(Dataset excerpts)
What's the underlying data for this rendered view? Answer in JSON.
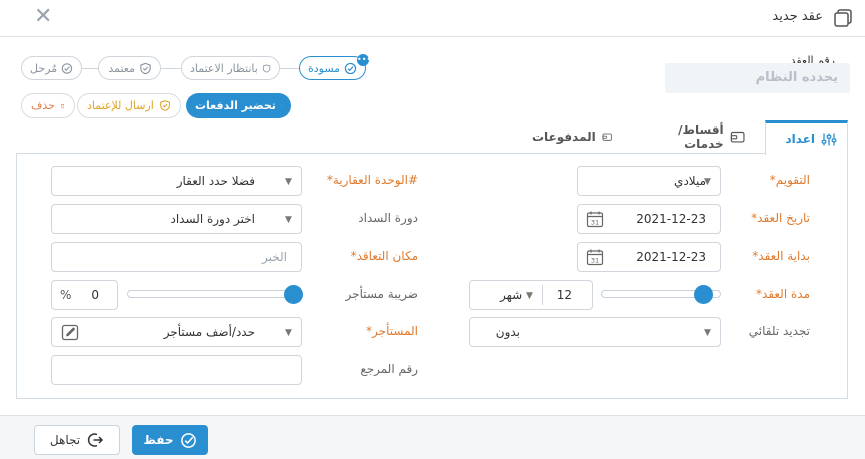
{
  "window": {
    "title": "عقد جديد"
  },
  "contract_number": {
    "label": "رقم العقد",
    "value": "يحدده النظام"
  },
  "status_steps": [
    {
      "label": "مسودة",
      "active": true
    },
    {
      "label": "بانتظار الاعتماد",
      "active": false
    },
    {
      "label": "معتمد",
      "active": false
    },
    {
      "label": "مُرحل",
      "active": false
    }
  ],
  "actions": {
    "prepare_payments": "تحضير الدفعات",
    "send_for_approval": "ارسال للإعتماد",
    "delete": "حذف"
  },
  "tabs": [
    {
      "label": "اعداد",
      "active": true
    },
    {
      "label": "أقساط/خدمات",
      "active": false
    },
    {
      "label": "المدفوعات",
      "active": false
    }
  ],
  "form": {
    "calendar": {
      "label": "التقويم*",
      "value": "ميلادي"
    },
    "contract_date": {
      "label": "تاريخ العقد*",
      "value": "2021-12-23"
    },
    "contract_start": {
      "label": "بداية العقد*",
      "value": "2021-12-23"
    },
    "contract_duration": {
      "label": "مدة العقد*",
      "value": "12",
      "unit": "شهر",
      "slider_fraction": 0.85
    },
    "auto_renew": {
      "label": "تجديد تلقائي",
      "value": "بدون"
    },
    "property_unit": {
      "label": "#الوحدة العقارية*",
      "value": "فضلا حدد العقار"
    },
    "payment_cycle": {
      "label": "دورة السداد",
      "value": "اختر دورة السداد"
    },
    "contract_place": {
      "label": "مكان التعاقد*",
      "placeholder": "الخبر"
    },
    "tenant_tax": {
      "label": "ضريبة مستأجر",
      "value": "0",
      "unit": "%",
      "slider_fraction": 0.95
    },
    "tenant": {
      "label": "المستأجر*",
      "value": "حدد/أضف مستأجر"
    },
    "reference_number": {
      "label": "رقم المرجع",
      "value": ""
    }
  },
  "footer": {
    "save": "حفظ",
    "ignore": "تجاهل"
  },
  "colors": {
    "accent": "#2a8fd0",
    "required_label": "#e07a2d",
    "warning": "#e0a423",
    "danger": "#e27a4a"
  },
  "icons": {
    "window": "window-icon",
    "close": "close-icon",
    "draft": "check-circle-icon",
    "pending": "shield-icon",
    "approved": "shield-check-icon",
    "posted": "check-circle-icon",
    "wallet": "wallet-icon",
    "trash": "trash-icon",
    "settings": "sliders-icon",
    "calendar": "calendar-icon",
    "edit": "edit-icon",
    "save": "check-circle-icon",
    "ignore": "exit-icon"
  }
}
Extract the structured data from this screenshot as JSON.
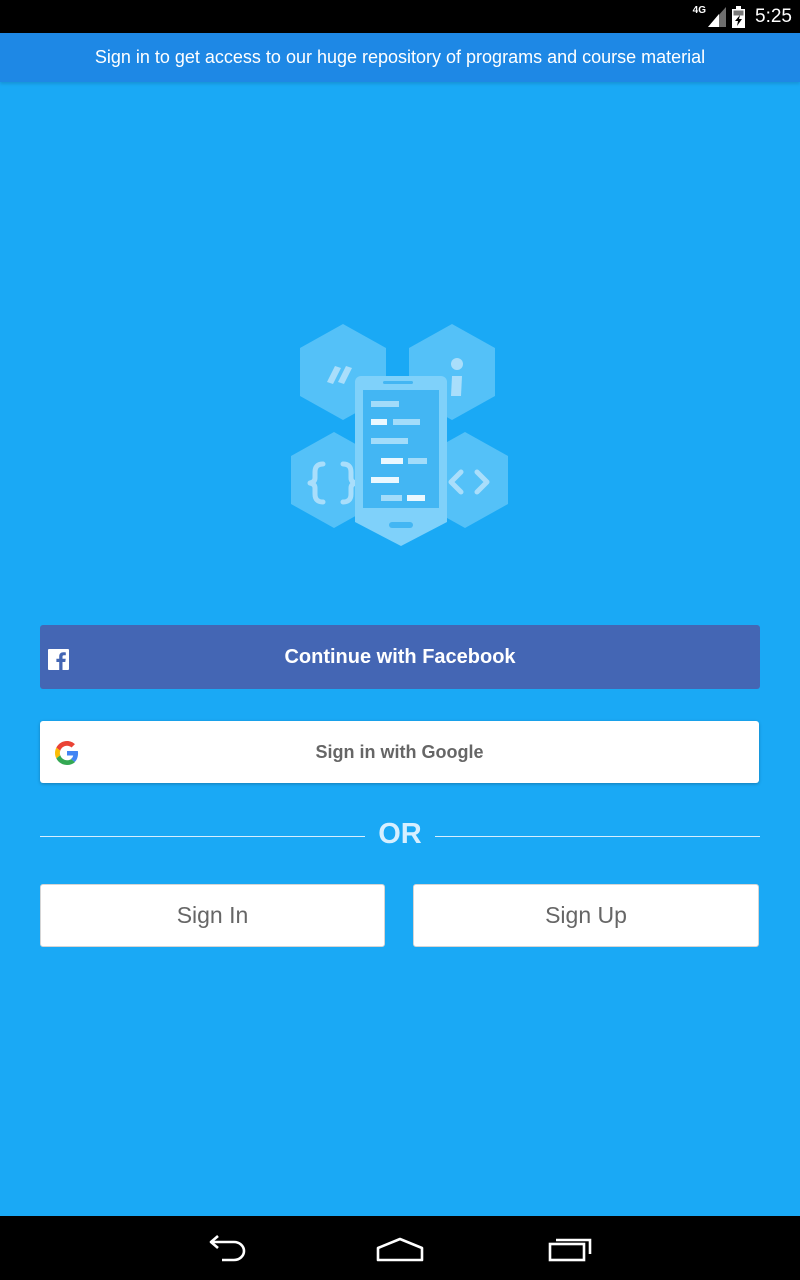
{
  "status_bar": {
    "network_label": "4G",
    "time": "5:25",
    "icons": [
      "signal-icon",
      "battery-icon"
    ]
  },
  "banner": {
    "text": "Sign in to get access to our huge repository of programs and course material"
  },
  "logo": {
    "icon": "app-logo-hexagon-phone-icon",
    "colors": {
      "hex": "#54c1f8",
      "phone_frame": "#7fd1fa",
      "phone_screen": "#43b6f3",
      "code_lines": "#c8ebfd"
    }
  },
  "auth": {
    "facebook_label": "Continue with Facebook",
    "facebook_icon": "facebook-icon",
    "google_label": "Sign in with Google",
    "google_icon": "google-g-icon",
    "or_label": "OR",
    "sign_in_label": "Sign In",
    "sign_up_label": "Sign Up"
  },
  "nav_bar": {
    "items": [
      "back-icon",
      "home-icon",
      "recent-apps-icon"
    ]
  },
  "colors": {
    "background": "#1aa9f5",
    "banner": "#1e88e5",
    "facebook": "#4466b4",
    "button_text": "#666666",
    "or_text": "#d6efff"
  }
}
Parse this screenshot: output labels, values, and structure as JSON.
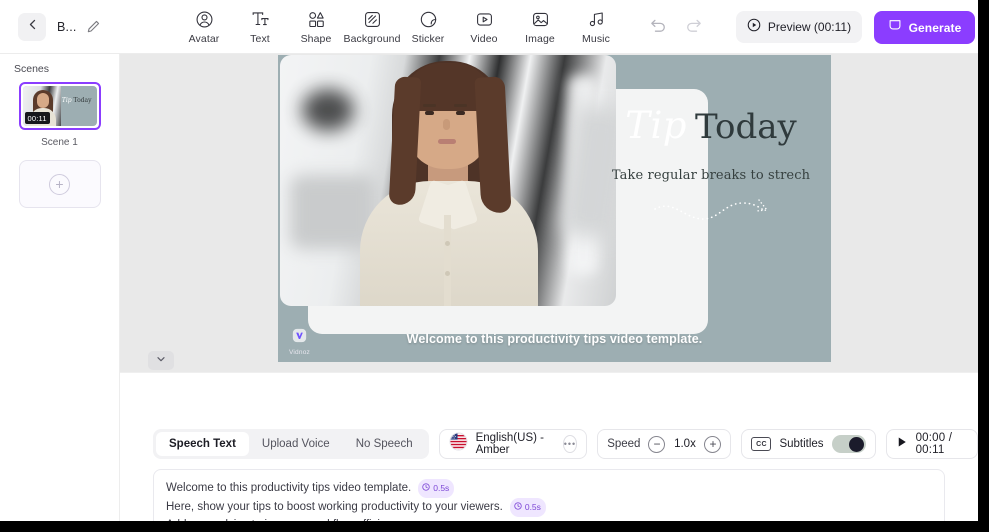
{
  "topbar": {
    "back_icon": "chevron-left-icon",
    "project_title": "B...",
    "edit_icon": "pencil-icon",
    "tools": [
      {
        "id": "avatar",
        "label": "Avatar",
        "icon": "avatar-icon"
      },
      {
        "id": "text",
        "label": "Text",
        "icon": "text-icon"
      },
      {
        "id": "shape",
        "label": "Shape",
        "icon": "shape-icon"
      },
      {
        "id": "background",
        "label": "Background",
        "icon": "background-icon"
      },
      {
        "id": "sticker",
        "label": "Sticker",
        "icon": "sticker-icon"
      },
      {
        "id": "video",
        "label": "Video",
        "icon": "video-icon"
      },
      {
        "id": "image",
        "label": "Image",
        "icon": "image-icon"
      },
      {
        "id": "music",
        "label": "Music",
        "icon": "music-icon"
      }
    ],
    "undo_icon": "undo-icon",
    "redo_icon": "redo-icon",
    "preview_label": "Preview (00:11)",
    "preview_icon": "play-circle-icon",
    "generate_label": "Generate",
    "generate_icon": "generate-icon",
    "accent_purple": "#8b3dff"
  },
  "scenes": {
    "title": "Scenes",
    "items": [
      {
        "label": "Scene 1",
        "duration": "00:11"
      }
    ],
    "add_scene_icon": "plus-icon"
  },
  "canvas": {
    "background_color": "#9daeb2",
    "headline_script": "Tip",
    "headline_regular": "Today",
    "subheadline": "Take regular breaks to strech",
    "squiggle_icon": "dotted-squiggle-icon",
    "subtitle": "Welcome to this productivity tips video template.",
    "watermark_name": "Vidnoz",
    "watermark_icon": "vidnoz-logo-icon",
    "collapse_icon": "chevron-down-icon"
  },
  "bottom": {
    "modes": [
      {
        "label": "Speech Text",
        "active": true
      },
      {
        "label": "Upload Voice",
        "active": false
      },
      {
        "label": "No Speech",
        "active": false
      }
    ],
    "voice": {
      "flag_icon": "us-flag-icon",
      "name": "English(US) - Amber",
      "more_icon": "more-options-icon"
    },
    "speed": {
      "label": "Speed",
      "minus_icon": "minus-icon",
      "value": "1.0x",
      "plus_icon": "plus-icon"
    },
    "subtitles": {
      "cc_icon": "cc-icon",
      "label": "Subtitles",
      "enabled": true
    },
    "playback": {
      "play_icon": "play-icon",
      "time": "00:00 / 00:11"
    },
    "script": {
      "lines": [
        {
          "text": "Welcome to this productivity tips video template.",
          "pause": "0.5s"
        },
        {
          "text": "Here, show your tips to boost working productivity to your viewers.",
          "pause": "0.5s"
        },
        {
          "text": "Add your advice to improve workflow efficiency now.",
          "pause": null
        }
      ],
      "pause_icon": "clock-icon"
    }
  }
}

Task description: Quote the entries in full. Any image among them is to be omitted from the copy.

Response to the task:
What's the underlying data for this rendered view? Answer in JSON.
{
  "window": {
    "title": "عقد جديد"
  },
  "contract_number": {
    "label": "رقم العقد",
    "value": "يحدده النظام"
  },
  "status_steps": [
    {
      "label": "مسودة",
      "active": true
    },
    {
      "label": "بانتظار الاعتماد",
      "active": false
    },
    {
      "label": "معتمد",
      "active": false
    },
    {
      "label": "مُرحل",
      "active": false
    }
  ],
  "actions": {
    "prepare_payments": "تحضير الدفعات",
    "send_for_approval": "ارسال للإعتماد",
    "delete": "حذف"
  },
  "tabs": [
    {
      "label": "اعداد",
      "active": true
    },
    {
      "label": "أقساط/خدمات",
      "active": false
    },
    {
      "label": "المدفوعات",
      "active": false
    }
  ],
  "form": {
    "calendar": {
      "label": "التقويم*",
      "value": "ميلادي"
    },
    "contract_date": {
      "label": "تاريخ العقد*",
      "value": "2021-12-23"
    },
    "contract_start": {
      "label": "بداية العقد*",
      "value": "2021-12-23"
    },
    "contract_duration": {
      "label": "مدة العقد*",
      "value": "12",
      "unit": "شهر",
      "slider_fraction": 0.85
    },
    "auto_renew": {
      "label": "تجديد تلقائي",
      "value": "بدون"
    },
    "property_unit": {
      "label": "#الوحدة العقارية*",
      "value": "فضلا حدد العقار"
    },
    "payment_cycle": {
      "label": "دورة السداد",
      "value": "اختر دورة السداد"
    },
    "contract_place": {
      "label": "مكان التعاقد*",
      "placeholder": "الخبر"
    },
    "tenant_tax": {
      "label": "ضريبة مستأجر",
      "value": "0",
      "unit": "%",
      "slider_fraction": 0.95
    },
    "tenant": {
      "label": "المستأجر*",
      "value": "حدد/أضف مستأجر"
    },
    "reference_number": {
      "label": "رقم المرجع",
      "value": ""
    }
  },
  "footer": {
    "save": "حفظ",
    "ignore": "تجاهل"
  },
  "colors": {
    "accent": "#2a8fd0",
    "required_label": "#e07a2d",
    "warning": "#e0a423",
    "danger": "#e27a4a"
  },
  "icons": {
    "window": "window-icon",
    "close": "close-icon",
    "draft": "check-circle-icon",
    "pending": "shield-icon",
    "approved": "shield-check-icon",
    "posted": "check-circle-icon",
    "wallet": "wallet-icon",
    "trash": "trash-icon",
    "settings": "sliders-icon",
    "calendar": "calendar-icon",
    "edit": "edit-icon",
    "save": "check-circle-icon",
    "ignore": "exit-icon"
  }
}
Extract the structured data from this screenshot as JSON.
{
  "status_bar": {
    "network_label": "4G",
    "time": "5:25",
    "icons": [
      "signal-icon",
      "battery-icon"
    ]
  },
  "banner": {
    "text": "Sign in to get access to our huge repository of programs and course material"
  },
  "logo": {
    "icon": "app-logo-hexagon-phone-icon",
    "colors": {
      "hex": "#54c1f8",
      "phone_frame": "#7fd1fa",
      "phone_screen": "#43b6f3",
      "code_lines": "#c8ebfd"
    }
  },
  "auth": {
    "facebook_label": "Continue with Facebook",
    "facebook_icon": "facebook-icon",
    "google_label": "Sign in with Google",
    "google_icon": "google-g-icon",
    "or_label": "OR",
    "sign_in_label": "Sign In",
    "sign_up_label": "Sign Up"
  },
  "nav_bar": {
    "items": [
      "back-icon",
      "home-icon",
      "recent-apps-icon"
    ]
  },
  "colors": {
    "background": "#1aa9f5",
    "banner": "#1e88e5",
    "facebook": "#4466b4",
    "button_text": "#666666",
    "or_text": "#d6efff"
  }
}
Parse this screenshot: output labels, values, and structure as JSON.
{
  "topbar": {
    "back_icon": "chevron-left-icon",
    "project_title": "B...",
    "edit_icon": "pencil-icon",
    "tools": [
      {
        "id": "avatar",
        "label": "Avatar",
        "icon": "avatar-icon"
      },
      {
        "id": "text",
        "label": "Text",
        "icon": "text-icon"
      },
      {
        "id": "shape",
        "label": "Shape",
        "icon": "shape-icon"
      },
      {
        "id": "background",
        "label": "Background",
        "icon": "background-icon"
      },
      {
        "id": "sticker",
        "label": "Sticker",
        "icon": "sticker-icon"
      },
      {
        "id": "video",
        "label": "Video",
        "icon": "video-icon"
      },
      {
        "id": "image",
        "label": "Image",
        "icon": "image-icon"
      },
      {
        "id": "music",
        "label": "Music",
        "icon": "music-icon"
      }
    ],
    "undo_icon": "undo-icon",
    "redo_icon": "redo-icon",
    "preview_label": "Preview (00:11)",
    "preview_icon": "play-circle-icon",
    "generate_label": "Generate",
    "generate_icon": "generate-icon",
    "accent_purple": "#8b3dff"
  },
  "scenes": {
    "title": "Scenes",
    "items": [
      {
        "label": "Scene 1",
        "duration": "00:11"
      }
    ],
    "add_scene_icon": "plus-icon"
  },
  "canvas": {
    "background_color": "#9daeb2",
    "headline_script": "Tip",
    "headline_regular": "Today",
    "subheadline": "Take regular breaks to strech",
    "squiggle_icon": "dotted-squiggle-icon",
    "subtitle": "Welcome to this productivity tips video template.",
    "watermark_name": "Vidnoz",
    "watermark_icon": "vidnoz-logo-icon",
    "collapse_icon": "chevron-down-icon"
  },
  "bottom": {
    "modes": [
      {
        "label": "Speech Text",
        "active": true
      },
      {
        "label": "Upload Voice",
        "active": false
      },
      {
        "label": "No Speech",
        "active": false
      }
    ],
    "voice": {
      "flag_icon": "us-flag-icon",
      "name": "English(US) - Amber",
      "more_icon": "more-options-icon"
    },
    "speed": {
      "label": "Speed",
      "minus_icon": "minus-icon",
      "value": "1.0x",
      "plus_icon": "plus-icon"
    },
    "subtitles": {
      "cc_icon": "cc-icon",
      "label": "Subtitles",
      "enabled": true
    },
    "playback": {
      "play_icon": "play-icon",
      "time": "00:00 / 00:11"
    },
    "script": {
      "lines": [
        {
          "text": "Welcome to this productivity tips video template.",
          "pause": "0.5s"
        },
        {
          "text": "Here, show your tips to boost working productivity to your viewers.",
          "pause": "0.5s"
        },
        {
          "text": "Add your advice to improve workflow efficiency now.",
          "pause": null
        }
      ],
      "pause_icon": "clock-icon"
    }
  }
}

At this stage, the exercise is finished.